╭─ DATASET EXTRACT

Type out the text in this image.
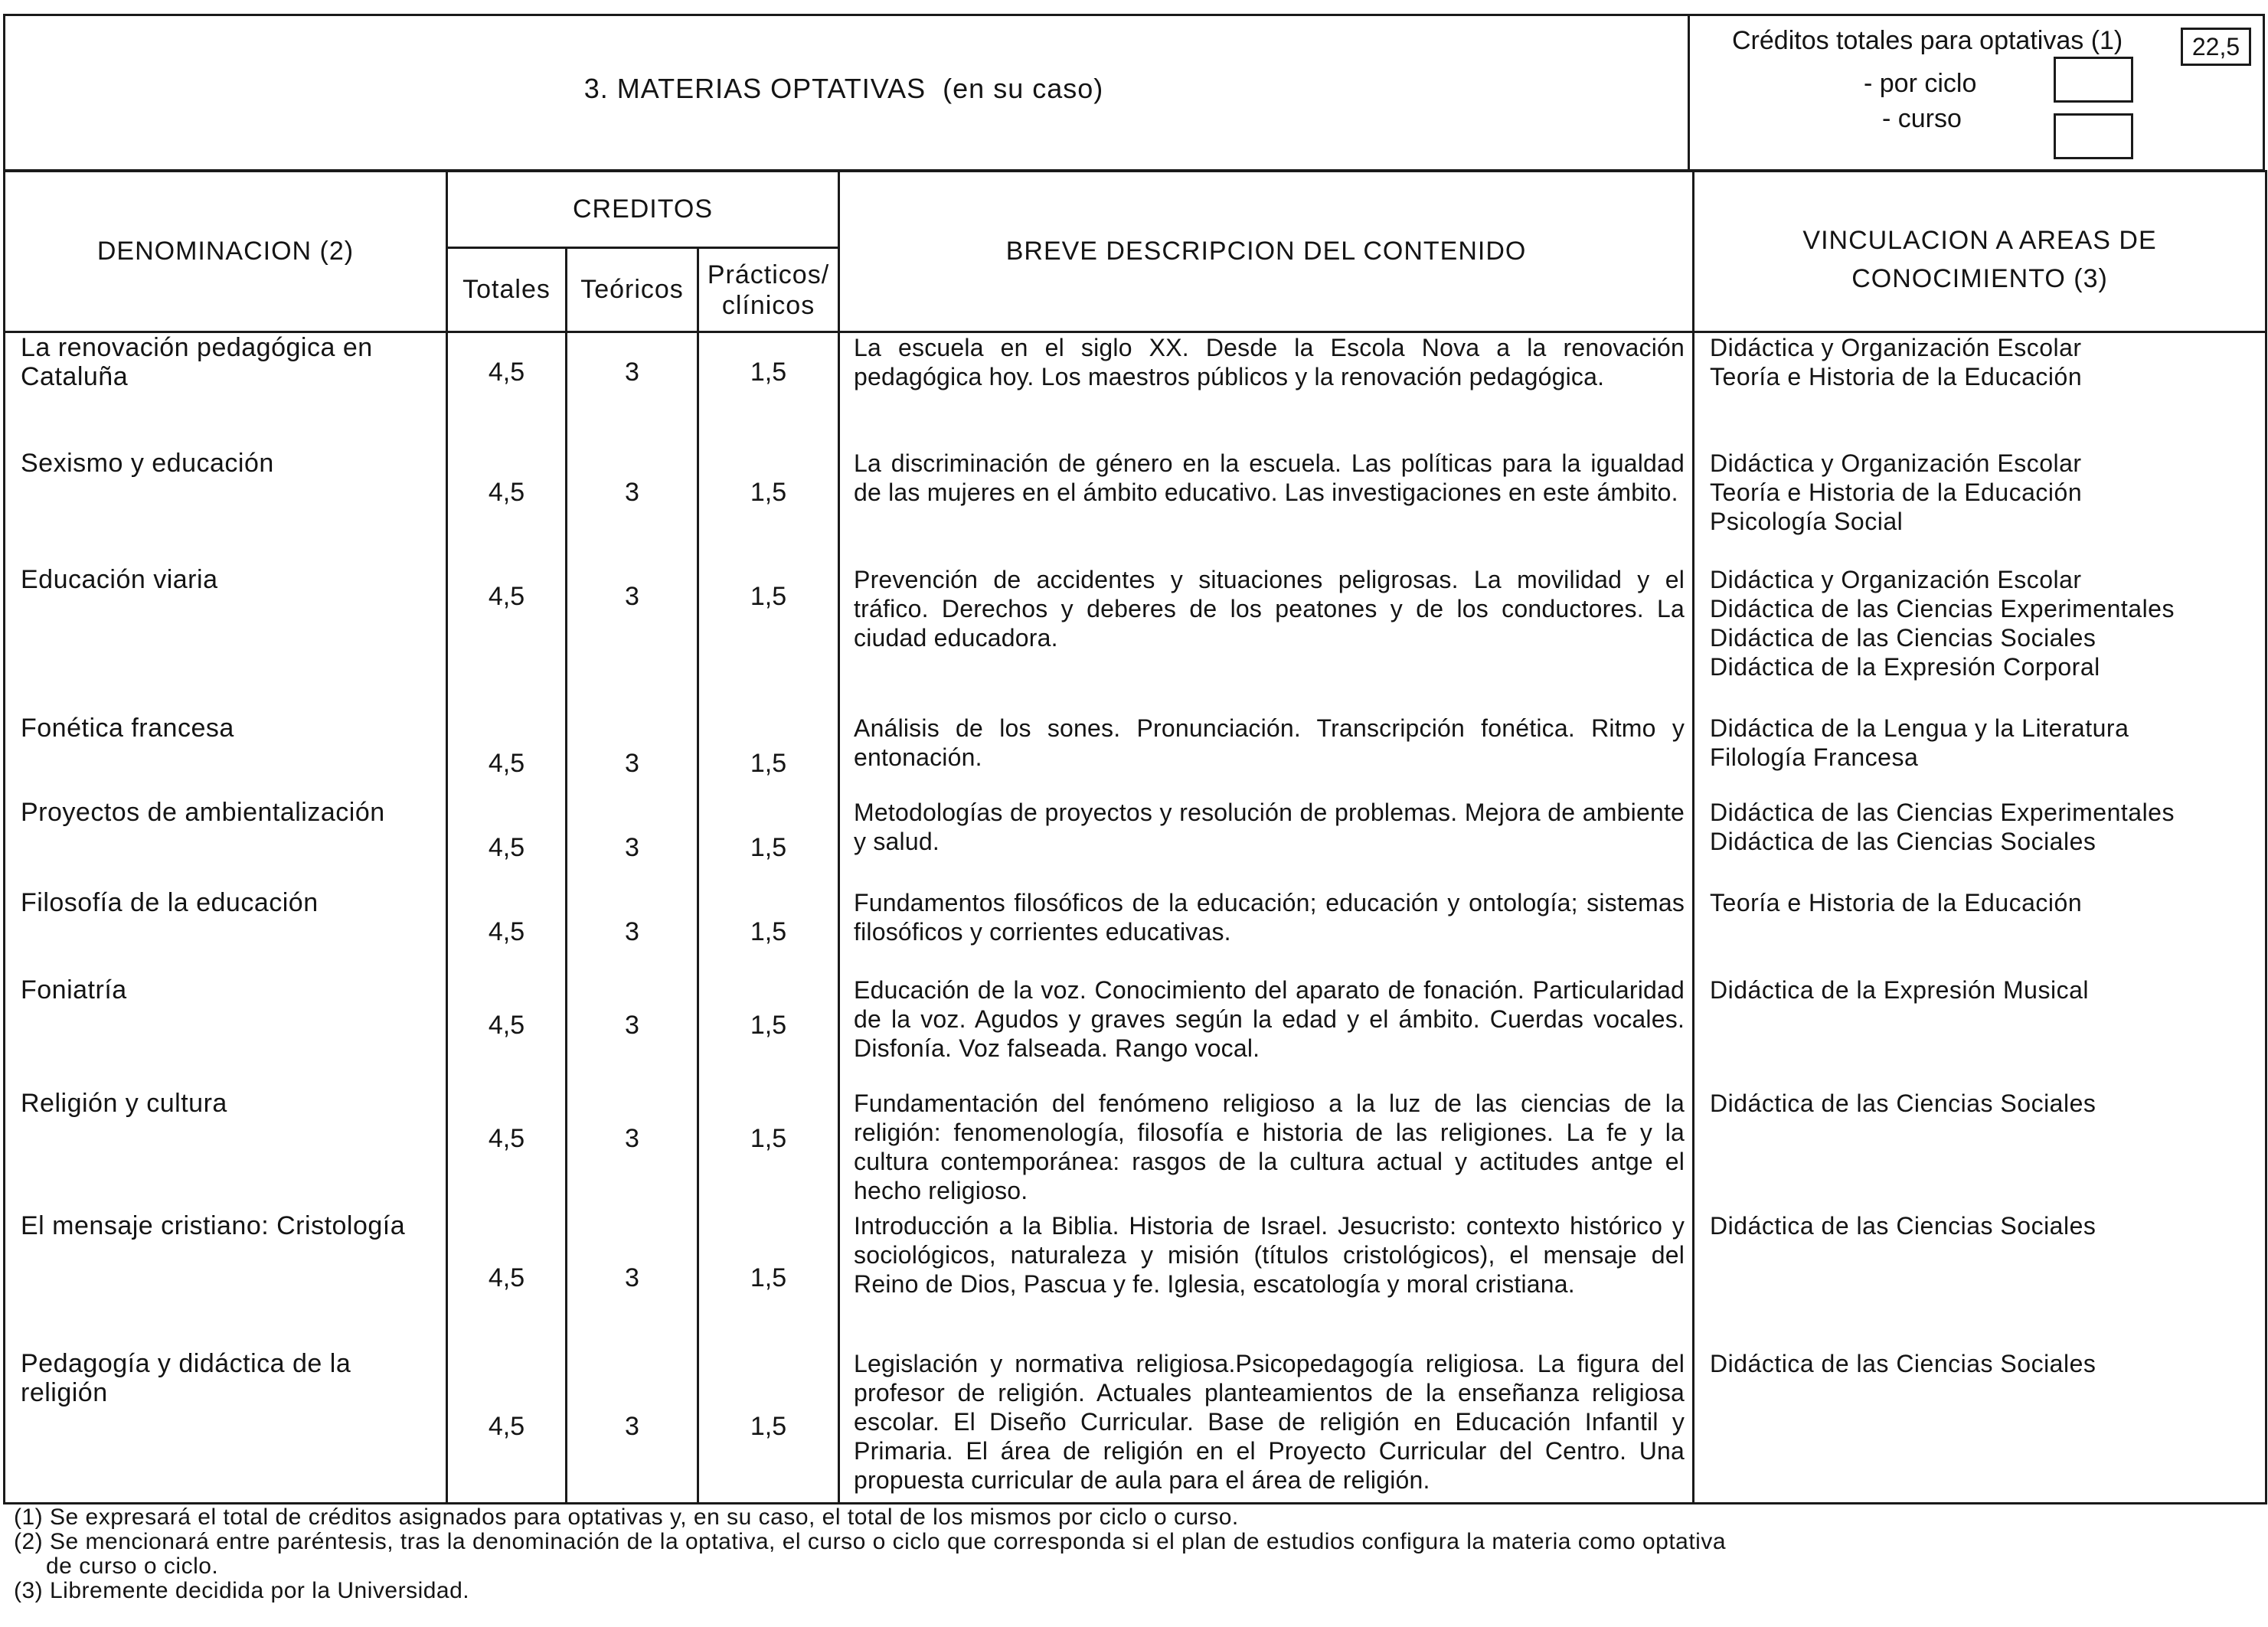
3. MATERIAS OPTATIVAS (en su caso)
Créditos totales para optativas (1)	22,5
- por ciclo
- curso
DENOMINACION (2)	CREDITOS			BREVE DESCRIPCION DEL CONTENIDO	VINCULACION A AREAS DE
CONOCIMIENTO (3)
	Totales	Teóricos	Prácticos/
clínicos		
La renovación pedagógica en Cataluña	4,5	3	1,5	La escuela en el siglo XX. Desde la Escola Nova a la renovación pedagógica hoy. Los maestros públicos y la renovación pedagógica.	Didáctica y Organización Escolar
Teoría e Historia de la Educación

Sexismo y educación	4,5	3	1,5	La discriminación de género en la escuela. Las políticas para la igualdad de las mujeres en el ámbito educativo. Las investigaciones en este ámbito.	Didáctica y Organización Escolar
Teoría e Historia de la Educación
Psicología Social

Educación viaria	4,5	3	1,5	Prevención de accidentes y situaciones peligrosas. La movilidad y el tráfico. Derechos y deberes de los peatones y de los conductores. La ciudad educadora.	Didáctica y Organización Escolar
Didáctica de las Ciencias Experimentales
Didáctica de las Ciencias Sociales
Didáctica de la Expresión Corporal

Fonética francesa	4,5	3	1,5	Análisis de los sones. Pronunciación. Transcripción fonética. Ritmo y entonación.	Didáctica de la Lengua y la Literatura
Filología Francesa

Proyectos de ambientalización	4,5	3	1,5	Metodologías de proyectos y resolución de problemas. Mejora de ambiente y salud.	Didáctica de las Ciencias Experimentales
Didáctica de las Ciencias Sociales

Filosofía de la educación	4,5	3	1,5	Fundamentos filosóficos de la educación; educación y ontología; sistemas filosóficos y corrientes educativas.	Teoría e Historia de la Educación

Foniatría	4,5	3	1,5	Educación de la voz. Conocimiento del aparato de fonación. Particularidad de la voz. Agudos y graves según la edad y el ámbito. Cuerdas vocales. Disfonía. Voz falseada. Rango vocal.	Didáctica de la Expresión Musical

Religión y cultura	4,5	3	1,5	Fundamentación del fenómeno religioso a la luz de las ciencias de la religión: fenomenología, filosofía e historia de las religiones. La fe y la cultura contemporánea: rasgos de la cultura actual y actitudes antge el hecho religioso.	Didáctica de las Ciencias Sociales

El mensaje cristiano: Cristología	4,5	3	1,5	Introducción a la Biblia. Historia de Israel. Jesucristo: contexto histórico y sociológicos, naturaleza y misión (títulos cristológicos), el mensaje del Reino de Dios, Pascua y fe. Iglesia, escatología y moral cristiana.	Didáctica de las Ciencias Sociales

Pedagogía y didáctica de la religión	4,5	3	1,5	Legislación y normativa religiosa.Psicopedagogía religiosa. La figura del profesor de religión. Actuales planteamientos de la enseñanza religiosa escolar. El Diseño Curricular. Base de religión en Educación Infantil y Primaria. El área de religión en el Proyecto Curricular del Centro. Una propuesta curricular de aula para el área de religión.	Didáctica de las Ciencias Sociales
(1) Se expresará el total de créditos asignados para optativas y, en su caso, el total de los mismos por ciclo o curso.
(2) Se mencionará entre paréntesis, tras la denominación de la optativa, el curso o ciclo que corresponda si el plan de estudios configura la materia como optativa
de curso o ciclo.
(3) Libremente decidida por la Universidad.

╰─

Filter the listing for the word "Expresión" and copy every line that holds it.

Didáctica de la Expresión Corporal
Foniatría	4,5	3	1,5	Educación de la voz. Conocimiento del aparato de fonación. Particularidad de la voz. Agudos y graves según la edad y el ámbito. Cuerdas vocales. Disfonía. Voz falseada. Rango vocal.	Didáctica de la Expresión Musical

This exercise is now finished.